PROBLEM REQUIREMENTS:
Copy out all lines of the records in which the word "Trung" appears.

Extracted records
⁂

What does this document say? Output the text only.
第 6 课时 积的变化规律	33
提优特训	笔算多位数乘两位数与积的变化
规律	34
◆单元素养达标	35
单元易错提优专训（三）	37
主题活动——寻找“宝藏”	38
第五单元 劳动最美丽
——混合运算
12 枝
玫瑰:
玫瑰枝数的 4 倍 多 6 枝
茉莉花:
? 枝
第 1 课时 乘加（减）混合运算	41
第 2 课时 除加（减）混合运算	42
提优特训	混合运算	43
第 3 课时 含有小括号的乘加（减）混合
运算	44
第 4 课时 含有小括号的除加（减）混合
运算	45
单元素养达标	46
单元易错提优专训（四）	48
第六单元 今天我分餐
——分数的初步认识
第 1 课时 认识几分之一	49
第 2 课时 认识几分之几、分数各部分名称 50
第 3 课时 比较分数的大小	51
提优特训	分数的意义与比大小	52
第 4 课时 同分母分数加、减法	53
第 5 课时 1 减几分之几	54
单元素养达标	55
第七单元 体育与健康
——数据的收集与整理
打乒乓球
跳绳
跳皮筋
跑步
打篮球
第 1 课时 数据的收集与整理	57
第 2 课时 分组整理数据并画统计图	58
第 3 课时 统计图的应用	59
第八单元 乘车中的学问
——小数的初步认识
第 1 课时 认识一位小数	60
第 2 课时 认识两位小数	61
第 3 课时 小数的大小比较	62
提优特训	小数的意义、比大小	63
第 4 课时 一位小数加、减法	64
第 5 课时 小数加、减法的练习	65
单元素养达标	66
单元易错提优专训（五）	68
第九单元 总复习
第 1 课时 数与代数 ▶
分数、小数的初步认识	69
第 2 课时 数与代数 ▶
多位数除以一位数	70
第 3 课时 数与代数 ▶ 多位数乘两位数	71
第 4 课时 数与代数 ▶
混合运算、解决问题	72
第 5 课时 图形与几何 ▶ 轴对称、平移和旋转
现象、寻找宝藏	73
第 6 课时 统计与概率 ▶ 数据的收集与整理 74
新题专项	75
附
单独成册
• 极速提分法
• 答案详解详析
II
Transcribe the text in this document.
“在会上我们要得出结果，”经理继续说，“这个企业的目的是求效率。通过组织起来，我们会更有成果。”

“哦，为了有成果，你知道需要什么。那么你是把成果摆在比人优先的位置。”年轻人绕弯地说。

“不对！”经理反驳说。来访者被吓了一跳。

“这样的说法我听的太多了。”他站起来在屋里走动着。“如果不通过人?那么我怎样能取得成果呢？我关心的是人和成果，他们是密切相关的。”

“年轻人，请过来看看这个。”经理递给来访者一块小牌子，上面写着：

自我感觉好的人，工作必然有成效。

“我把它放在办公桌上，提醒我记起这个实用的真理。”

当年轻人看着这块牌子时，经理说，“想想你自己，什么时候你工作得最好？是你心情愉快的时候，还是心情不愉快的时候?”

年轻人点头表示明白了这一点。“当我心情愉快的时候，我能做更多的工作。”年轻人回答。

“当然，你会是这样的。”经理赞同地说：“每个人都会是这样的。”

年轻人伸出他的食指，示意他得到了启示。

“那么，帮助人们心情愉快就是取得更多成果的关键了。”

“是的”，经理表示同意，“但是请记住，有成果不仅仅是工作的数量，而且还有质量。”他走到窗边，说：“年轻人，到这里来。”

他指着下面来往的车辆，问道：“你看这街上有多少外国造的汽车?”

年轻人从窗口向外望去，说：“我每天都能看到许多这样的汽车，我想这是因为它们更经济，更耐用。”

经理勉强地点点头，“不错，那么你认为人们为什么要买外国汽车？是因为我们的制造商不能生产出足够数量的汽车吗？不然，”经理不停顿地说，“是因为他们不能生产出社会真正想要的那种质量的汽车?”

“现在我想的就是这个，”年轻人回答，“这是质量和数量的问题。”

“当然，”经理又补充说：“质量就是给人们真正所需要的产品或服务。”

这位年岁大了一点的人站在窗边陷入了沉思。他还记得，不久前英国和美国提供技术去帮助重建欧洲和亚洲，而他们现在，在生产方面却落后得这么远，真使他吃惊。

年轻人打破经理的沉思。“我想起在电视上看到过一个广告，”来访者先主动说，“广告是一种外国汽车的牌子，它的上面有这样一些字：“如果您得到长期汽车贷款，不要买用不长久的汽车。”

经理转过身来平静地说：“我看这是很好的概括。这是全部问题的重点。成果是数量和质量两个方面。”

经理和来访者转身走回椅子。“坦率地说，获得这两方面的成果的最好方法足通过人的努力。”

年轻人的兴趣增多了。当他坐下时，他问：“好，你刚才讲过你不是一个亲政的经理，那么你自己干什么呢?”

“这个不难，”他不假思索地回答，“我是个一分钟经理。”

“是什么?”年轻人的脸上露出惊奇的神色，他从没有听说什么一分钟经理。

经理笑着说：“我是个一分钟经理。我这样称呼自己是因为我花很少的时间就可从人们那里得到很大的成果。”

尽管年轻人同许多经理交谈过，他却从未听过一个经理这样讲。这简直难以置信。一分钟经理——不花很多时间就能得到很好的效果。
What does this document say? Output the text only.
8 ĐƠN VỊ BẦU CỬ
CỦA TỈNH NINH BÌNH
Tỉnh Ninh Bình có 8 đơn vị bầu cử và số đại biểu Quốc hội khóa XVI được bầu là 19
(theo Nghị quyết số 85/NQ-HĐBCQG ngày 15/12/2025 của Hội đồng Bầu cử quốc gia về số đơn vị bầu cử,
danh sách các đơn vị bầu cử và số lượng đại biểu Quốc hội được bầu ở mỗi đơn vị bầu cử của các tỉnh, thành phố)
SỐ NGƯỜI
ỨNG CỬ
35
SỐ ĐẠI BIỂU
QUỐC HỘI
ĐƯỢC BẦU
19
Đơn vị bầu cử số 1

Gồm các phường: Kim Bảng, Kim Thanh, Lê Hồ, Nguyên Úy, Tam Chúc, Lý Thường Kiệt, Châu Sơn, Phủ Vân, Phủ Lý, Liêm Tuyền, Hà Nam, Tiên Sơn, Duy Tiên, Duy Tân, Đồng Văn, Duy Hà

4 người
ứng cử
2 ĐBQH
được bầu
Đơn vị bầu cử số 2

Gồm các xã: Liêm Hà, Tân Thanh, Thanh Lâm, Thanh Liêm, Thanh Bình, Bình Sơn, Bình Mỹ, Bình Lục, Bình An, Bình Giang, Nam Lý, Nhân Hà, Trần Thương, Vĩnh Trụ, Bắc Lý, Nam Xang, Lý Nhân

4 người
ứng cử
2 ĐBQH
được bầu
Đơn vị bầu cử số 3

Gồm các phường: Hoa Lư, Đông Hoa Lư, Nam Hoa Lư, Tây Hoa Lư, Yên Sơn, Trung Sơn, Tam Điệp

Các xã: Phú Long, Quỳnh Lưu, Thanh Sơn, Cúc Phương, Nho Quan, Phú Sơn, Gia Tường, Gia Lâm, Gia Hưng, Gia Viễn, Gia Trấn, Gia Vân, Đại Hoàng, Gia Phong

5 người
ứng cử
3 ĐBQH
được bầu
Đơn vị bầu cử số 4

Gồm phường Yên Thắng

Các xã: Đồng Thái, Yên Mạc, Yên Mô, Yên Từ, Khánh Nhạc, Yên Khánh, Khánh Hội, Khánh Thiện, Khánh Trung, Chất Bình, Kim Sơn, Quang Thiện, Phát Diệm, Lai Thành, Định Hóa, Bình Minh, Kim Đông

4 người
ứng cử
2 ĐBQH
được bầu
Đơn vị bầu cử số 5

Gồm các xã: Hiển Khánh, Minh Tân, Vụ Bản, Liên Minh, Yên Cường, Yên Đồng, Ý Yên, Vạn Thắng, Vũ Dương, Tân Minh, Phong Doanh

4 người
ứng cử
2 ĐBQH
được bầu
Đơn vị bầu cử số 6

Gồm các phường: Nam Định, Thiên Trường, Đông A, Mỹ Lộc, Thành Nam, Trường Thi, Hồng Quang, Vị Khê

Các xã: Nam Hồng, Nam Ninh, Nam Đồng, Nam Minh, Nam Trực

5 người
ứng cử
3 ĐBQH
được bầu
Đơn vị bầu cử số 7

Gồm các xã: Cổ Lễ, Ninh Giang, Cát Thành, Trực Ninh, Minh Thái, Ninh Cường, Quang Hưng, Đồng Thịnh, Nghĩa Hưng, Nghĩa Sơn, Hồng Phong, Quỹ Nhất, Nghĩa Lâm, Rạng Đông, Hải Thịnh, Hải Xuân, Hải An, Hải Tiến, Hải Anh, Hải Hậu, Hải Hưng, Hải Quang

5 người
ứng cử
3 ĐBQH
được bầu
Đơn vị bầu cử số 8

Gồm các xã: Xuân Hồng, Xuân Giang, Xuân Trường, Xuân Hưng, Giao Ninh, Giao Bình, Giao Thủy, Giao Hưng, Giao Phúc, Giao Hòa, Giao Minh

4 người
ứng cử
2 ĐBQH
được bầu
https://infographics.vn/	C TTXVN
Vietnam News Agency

⁂

FINISHED EXERCISE:
Gồm các phường: Hoa Lư, Đông Hoa Lư, Nam Hoa Lư, Tây Hoa Lư, Yên Sơn, Trung Sơn, Tam Điệp
Các xã: Đồng Thái, Yên Mạc, Yên Mô, Yên Từ, Khánh Nhạc, Yên Khánh, Khánh Hội, Khánh Thiện, Khánh Trung, Chất Bình, Kim Sơn, Quang Thiện, Phát Diệm, Lai Thành, Định Hóa, Bình Minh, Kim Đông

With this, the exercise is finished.